● Soal Latihan 1
Terjemahkan kalimat berikut dari cerita tentang Hidayat ke dalam bahasa Inggris: "Hidayat, anak kampung yang belajar ke kota, beruntung mendapatkan beasiswa Fulbright."
● Soal Latihan 2
Lanjutkan cerita tentang Hidayat setelah kalimat terakhir yang tertera.

● Teks yang Diberikan
+ + + + +

Perspektif KBA News, Sabtu, 12 Oktober 2024
Buni Yani
Hidayat namanya. Ketika sampai di Amerika dulu, dia terperanjat campur bahagia campur bangga melihat kemajuan negeri Paman Sam. Amerika dan kampungnya ibarat langit dan bumi. Hidayat, anak kampung yang belajar ke kota, beruntung mendapatkan beasiswa Fulbright. Lahir di desa kecil Jawa Barat, melanjutkan ke universitas di Bandung yang jaraknya sekitar 6o kilometer dari kampungnya.
Abahnya, seorang ajengan kampung, memberikannya nama Hidayat agar kelak si anak pintar ini mendapatkan petunjuk dari Allah SWT. Doa abah terkabul. Dalam perjalanan hidup selanjutnya memang Hidayatlah anak sang ajengan yang paling pintar, cepat menangkap pelajaran, dan fasih dalam bicara. Meskipun tentu saja si anak pintar ini mendapat “petunjuk” yang lain, jalan yang berbeda dengan ayahnya yang mendalami agama Islam.
Beasiswa yang diterima Hidayat untuk belajar kesusasteraan Inggris amat menyenangkan hatinya. Tidak hanya prestisius, tetapi juga pintu untuk memperdalam pengetahuannya tentang kebudayaan Barat yang selama ini dia tekuni. Bayangkan, selama ini dia amat menyukai matakuliah Sejarah Pemikiran Modern yang diampu oleh seorang profesor tamatan Roma yang juga seorang pastor Jesuit. Nama-nama besar seperti Plato, Sokrates, Heidegger, Foucault, juga Habermas sudah tidak asing lagi bagi Hidayat. Melalui merekalah pintu menuju Barat modern akan terbuka lebar.

+ + + + +

● Data yang Disediakan
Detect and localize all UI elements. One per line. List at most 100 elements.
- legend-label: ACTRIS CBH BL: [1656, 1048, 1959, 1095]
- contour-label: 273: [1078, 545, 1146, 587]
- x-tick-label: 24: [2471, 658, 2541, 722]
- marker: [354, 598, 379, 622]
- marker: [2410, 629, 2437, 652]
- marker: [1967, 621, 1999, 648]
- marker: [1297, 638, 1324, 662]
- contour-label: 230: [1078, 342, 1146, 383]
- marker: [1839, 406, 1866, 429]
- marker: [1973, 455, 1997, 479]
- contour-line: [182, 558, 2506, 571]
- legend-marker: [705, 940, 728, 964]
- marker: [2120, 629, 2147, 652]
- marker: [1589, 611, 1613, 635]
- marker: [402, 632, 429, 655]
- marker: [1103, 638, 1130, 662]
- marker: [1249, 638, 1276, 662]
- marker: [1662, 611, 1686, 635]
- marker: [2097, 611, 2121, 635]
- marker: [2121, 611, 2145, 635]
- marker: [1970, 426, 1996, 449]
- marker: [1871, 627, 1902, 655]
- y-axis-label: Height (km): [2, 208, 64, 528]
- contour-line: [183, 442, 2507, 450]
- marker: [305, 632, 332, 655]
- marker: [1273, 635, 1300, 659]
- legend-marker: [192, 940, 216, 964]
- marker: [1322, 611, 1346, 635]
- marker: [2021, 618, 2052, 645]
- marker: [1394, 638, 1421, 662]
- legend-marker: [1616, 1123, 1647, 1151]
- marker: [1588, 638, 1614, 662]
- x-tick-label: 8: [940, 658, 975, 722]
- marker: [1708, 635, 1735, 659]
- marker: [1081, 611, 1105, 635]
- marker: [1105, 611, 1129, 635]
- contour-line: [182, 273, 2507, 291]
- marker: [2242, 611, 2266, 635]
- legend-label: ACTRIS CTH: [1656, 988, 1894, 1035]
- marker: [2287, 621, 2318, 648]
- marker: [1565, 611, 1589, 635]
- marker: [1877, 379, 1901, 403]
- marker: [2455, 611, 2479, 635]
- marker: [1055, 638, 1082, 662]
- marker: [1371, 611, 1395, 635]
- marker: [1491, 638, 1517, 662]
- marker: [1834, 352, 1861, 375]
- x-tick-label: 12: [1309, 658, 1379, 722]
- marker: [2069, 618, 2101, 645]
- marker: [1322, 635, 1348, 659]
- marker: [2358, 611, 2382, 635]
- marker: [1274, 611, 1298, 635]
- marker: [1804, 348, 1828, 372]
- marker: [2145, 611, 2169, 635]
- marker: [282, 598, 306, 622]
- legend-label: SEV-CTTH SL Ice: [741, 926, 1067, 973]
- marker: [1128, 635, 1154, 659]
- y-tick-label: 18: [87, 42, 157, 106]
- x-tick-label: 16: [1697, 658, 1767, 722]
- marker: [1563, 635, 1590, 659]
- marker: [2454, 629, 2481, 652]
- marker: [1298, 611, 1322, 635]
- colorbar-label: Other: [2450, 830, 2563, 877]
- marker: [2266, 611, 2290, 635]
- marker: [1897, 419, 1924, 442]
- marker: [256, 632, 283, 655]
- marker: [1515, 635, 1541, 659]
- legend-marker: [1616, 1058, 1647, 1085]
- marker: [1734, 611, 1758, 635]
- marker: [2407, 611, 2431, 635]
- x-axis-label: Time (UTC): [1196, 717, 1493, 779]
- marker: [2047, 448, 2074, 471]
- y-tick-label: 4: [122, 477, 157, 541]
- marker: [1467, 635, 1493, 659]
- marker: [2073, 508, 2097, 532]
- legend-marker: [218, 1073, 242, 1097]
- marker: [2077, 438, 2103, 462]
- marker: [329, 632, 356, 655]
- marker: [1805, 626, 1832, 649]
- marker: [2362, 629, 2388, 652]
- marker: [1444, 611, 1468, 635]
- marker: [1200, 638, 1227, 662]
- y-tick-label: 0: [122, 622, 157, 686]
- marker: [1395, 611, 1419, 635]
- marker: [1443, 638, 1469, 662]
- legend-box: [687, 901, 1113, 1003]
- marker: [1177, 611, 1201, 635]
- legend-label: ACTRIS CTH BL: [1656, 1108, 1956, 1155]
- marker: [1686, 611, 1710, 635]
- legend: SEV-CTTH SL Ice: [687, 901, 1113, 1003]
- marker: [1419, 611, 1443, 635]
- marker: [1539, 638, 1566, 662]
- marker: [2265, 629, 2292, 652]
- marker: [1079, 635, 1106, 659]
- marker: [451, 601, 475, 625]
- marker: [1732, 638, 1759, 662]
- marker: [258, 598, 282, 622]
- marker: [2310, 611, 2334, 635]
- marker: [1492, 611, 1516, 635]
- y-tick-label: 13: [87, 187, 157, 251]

+ + + + +

● Jawaban Benar 1
Hidayat, a village boy who went to study in the city, was fortunate to receive a Fulbright scholarship.

● Jawaban Benar 2
Melihat profilnya, maka otomatis Hidayat adalah seorang oksidentalis, yaitu orang Timur yang mempelajari kebudayaan dan hal-ihwal mengenai dunia Barat. Oksidentalis adalah lawan kata dari orientalis, yaitu orang Barat yang mempelajari kebudayaan dan hal-ihwal mengenai dunia Timur. Namun sikap jiwa oksidentalis dibandingkan dengan orientalis ibarat langit dan bumi. Ada kesenjangan yang amat besar yang tidak bisa dibandingkan. Jangankan disandingkan, dibandingkan saja tidak bisa. Dalam dunia sepakbola, ibarat membandingkan Persib Bandung dengan Manchester United.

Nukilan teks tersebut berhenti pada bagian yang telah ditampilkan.